### [À FAIRE]
Restituez mot pour mot, dans le texte sur le mariage, tout ce qui va de « L’ardeur dans l’implication » jusqu'à « être assumé ? ».

En tant qu’institution, le mariage est la reconnaissance de l’universalité de la relation entre le masculin et le féminin, c’est à dire entre les hommes et les femmes, et donc entre tout homme et toute femme qui, librement, choisissent de s’unir pour vivre une aventure autant naturelle qu’exceptionnelle. Le signe socialement posé est celui de la portée universelle de l’événement. Il n’appartient pas à la société d’inventer les fondements de l’humanité, mais de les comprendre pour en permettre au mieux l’accomplissement.

Le mariage prend sens dans la spécificité de la nature de l’alliance qui le fonde et dans l’exclusivité de celle-ci ; envisager un type d’union unisexe comme son légitime équivalent en est tout simplement le déni.

L’ardeur dans l’implication des partisans du mariage pour tous, manifestée quelquefois de façon attristante, dans un contexte populaire qui demeure encore largement apathique, laisse de quoi s’interroger : que veulent vraiment ces militants ? Est-ce la défense des intérêts d’une représentativité sociétale restreinte ou bien ont-ils pour dessein de détruire un signe dont le sens, trop chargé pour eux, ne peut être assumé ?

### [MATÉRIEL FOURNI]

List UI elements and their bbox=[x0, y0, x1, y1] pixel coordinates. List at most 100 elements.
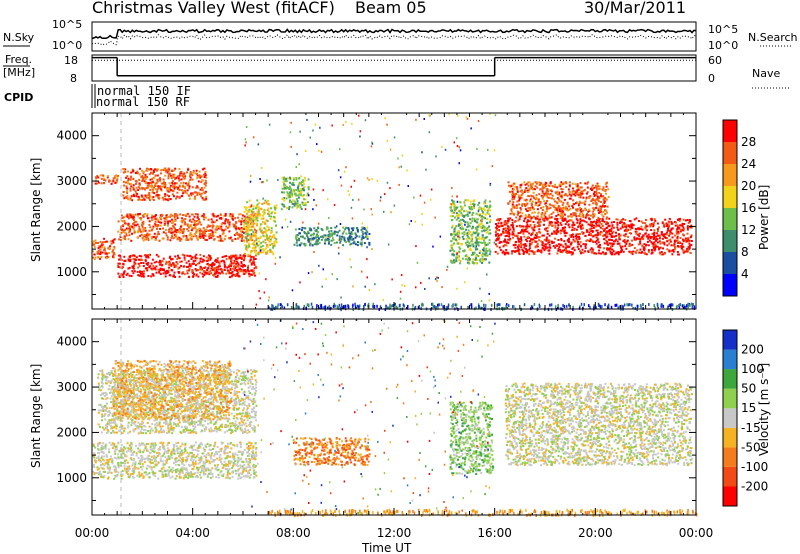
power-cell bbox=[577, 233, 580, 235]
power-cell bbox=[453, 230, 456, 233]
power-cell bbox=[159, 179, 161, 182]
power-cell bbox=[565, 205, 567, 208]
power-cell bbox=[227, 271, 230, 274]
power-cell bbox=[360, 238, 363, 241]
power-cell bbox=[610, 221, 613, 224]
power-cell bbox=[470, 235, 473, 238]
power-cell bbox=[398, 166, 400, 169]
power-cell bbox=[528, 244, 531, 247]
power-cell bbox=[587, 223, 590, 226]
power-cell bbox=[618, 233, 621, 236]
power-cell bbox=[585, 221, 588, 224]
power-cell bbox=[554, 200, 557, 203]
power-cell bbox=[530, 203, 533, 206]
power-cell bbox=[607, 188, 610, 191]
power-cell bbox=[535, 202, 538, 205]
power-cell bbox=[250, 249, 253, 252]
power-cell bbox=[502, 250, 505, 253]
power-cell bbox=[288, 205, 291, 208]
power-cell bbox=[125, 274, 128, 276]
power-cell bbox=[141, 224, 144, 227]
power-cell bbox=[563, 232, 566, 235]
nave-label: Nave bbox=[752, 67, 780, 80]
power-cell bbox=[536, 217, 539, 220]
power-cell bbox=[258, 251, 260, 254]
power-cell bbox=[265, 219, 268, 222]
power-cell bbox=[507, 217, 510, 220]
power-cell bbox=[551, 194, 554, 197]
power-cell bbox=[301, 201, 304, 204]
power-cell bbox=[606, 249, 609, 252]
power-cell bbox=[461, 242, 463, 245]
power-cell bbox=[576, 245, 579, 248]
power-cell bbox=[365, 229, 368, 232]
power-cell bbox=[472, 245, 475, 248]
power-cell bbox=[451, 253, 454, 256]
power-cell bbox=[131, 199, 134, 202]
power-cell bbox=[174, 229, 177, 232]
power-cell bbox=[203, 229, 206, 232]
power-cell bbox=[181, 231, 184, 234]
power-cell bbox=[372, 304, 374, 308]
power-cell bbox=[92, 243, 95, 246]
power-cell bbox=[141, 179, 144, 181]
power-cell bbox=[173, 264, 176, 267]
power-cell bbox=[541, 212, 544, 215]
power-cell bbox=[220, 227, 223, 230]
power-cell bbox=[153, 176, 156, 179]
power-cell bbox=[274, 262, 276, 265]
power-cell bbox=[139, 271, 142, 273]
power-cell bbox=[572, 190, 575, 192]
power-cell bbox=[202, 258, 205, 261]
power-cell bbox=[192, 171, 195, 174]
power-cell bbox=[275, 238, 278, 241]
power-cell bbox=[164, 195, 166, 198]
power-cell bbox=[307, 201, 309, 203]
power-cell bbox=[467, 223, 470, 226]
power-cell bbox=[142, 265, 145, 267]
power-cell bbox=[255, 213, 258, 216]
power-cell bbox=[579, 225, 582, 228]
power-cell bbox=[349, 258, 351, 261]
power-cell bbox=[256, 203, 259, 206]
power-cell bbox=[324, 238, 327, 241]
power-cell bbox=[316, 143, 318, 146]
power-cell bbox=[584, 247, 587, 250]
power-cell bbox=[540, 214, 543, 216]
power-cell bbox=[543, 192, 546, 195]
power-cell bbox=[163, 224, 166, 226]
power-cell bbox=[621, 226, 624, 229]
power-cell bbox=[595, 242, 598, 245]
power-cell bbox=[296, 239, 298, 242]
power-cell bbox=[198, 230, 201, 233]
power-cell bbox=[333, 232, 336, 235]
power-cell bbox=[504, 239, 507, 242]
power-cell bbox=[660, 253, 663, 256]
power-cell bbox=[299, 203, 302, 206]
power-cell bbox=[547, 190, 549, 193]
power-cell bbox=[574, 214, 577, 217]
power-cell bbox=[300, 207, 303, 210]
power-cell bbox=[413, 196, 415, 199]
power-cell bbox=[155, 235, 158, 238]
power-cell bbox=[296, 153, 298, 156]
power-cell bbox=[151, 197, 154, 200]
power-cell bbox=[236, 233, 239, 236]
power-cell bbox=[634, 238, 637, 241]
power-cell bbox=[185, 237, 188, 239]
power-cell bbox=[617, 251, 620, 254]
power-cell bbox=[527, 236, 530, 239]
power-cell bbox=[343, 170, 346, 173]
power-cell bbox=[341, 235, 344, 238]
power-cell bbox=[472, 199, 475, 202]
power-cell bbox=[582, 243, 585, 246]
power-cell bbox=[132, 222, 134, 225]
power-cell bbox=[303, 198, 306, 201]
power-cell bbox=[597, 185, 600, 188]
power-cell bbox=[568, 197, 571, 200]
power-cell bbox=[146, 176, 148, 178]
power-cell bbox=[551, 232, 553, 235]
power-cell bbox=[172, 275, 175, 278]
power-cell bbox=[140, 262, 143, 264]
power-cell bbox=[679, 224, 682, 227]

...

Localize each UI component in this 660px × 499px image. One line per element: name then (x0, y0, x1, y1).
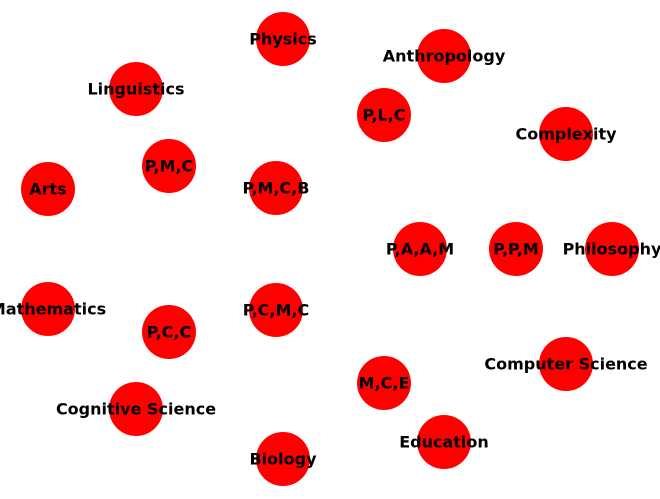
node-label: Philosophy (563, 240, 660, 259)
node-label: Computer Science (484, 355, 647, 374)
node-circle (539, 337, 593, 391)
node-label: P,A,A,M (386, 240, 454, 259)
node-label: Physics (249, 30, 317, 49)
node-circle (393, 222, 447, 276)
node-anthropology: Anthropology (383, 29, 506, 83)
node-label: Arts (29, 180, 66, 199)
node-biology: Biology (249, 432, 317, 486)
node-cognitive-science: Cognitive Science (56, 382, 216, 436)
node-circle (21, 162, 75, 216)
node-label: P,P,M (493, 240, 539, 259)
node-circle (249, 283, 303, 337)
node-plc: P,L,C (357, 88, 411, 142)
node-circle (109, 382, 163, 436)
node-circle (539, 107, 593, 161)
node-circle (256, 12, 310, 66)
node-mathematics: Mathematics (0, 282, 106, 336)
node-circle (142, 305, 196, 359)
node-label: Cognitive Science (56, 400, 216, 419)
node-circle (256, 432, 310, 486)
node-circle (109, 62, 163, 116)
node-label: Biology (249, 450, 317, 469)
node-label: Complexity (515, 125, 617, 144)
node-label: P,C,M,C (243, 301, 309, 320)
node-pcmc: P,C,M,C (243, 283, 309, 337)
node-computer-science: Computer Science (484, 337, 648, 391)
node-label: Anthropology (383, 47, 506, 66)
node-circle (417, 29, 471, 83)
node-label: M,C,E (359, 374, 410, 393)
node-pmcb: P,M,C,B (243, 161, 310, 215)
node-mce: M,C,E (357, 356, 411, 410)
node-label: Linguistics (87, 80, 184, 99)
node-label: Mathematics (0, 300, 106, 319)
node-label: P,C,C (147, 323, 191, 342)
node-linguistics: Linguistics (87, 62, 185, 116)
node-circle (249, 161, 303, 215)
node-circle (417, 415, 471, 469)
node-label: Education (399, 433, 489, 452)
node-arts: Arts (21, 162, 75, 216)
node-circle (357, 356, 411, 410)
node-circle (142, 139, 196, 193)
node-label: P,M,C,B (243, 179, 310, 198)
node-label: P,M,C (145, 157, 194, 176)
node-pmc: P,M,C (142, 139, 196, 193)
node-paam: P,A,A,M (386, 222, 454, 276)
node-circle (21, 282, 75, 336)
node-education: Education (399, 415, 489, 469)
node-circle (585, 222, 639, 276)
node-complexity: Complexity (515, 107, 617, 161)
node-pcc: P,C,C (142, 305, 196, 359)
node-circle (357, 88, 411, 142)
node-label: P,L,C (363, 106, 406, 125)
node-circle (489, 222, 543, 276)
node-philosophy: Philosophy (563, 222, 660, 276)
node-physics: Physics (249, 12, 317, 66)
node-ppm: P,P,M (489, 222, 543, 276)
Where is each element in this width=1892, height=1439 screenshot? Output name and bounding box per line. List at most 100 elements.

### [RÉPONSE ATTENDUE]
L’ardeur dans l’implication des partisans du mariage pour tous, manifestée quelquefois de façon attristante, dans un contexte populaire qui demeure encore largement apathique, laisse de quoi s’interroger : que veulent vraiment ces militants ? Est-ce la défense des intérêts d’une représentativité sociétale restreinte ou bien ont-ils pour dessein de détruire un signe dont le sens, trop chargé pour eux, ne peut être assumé ?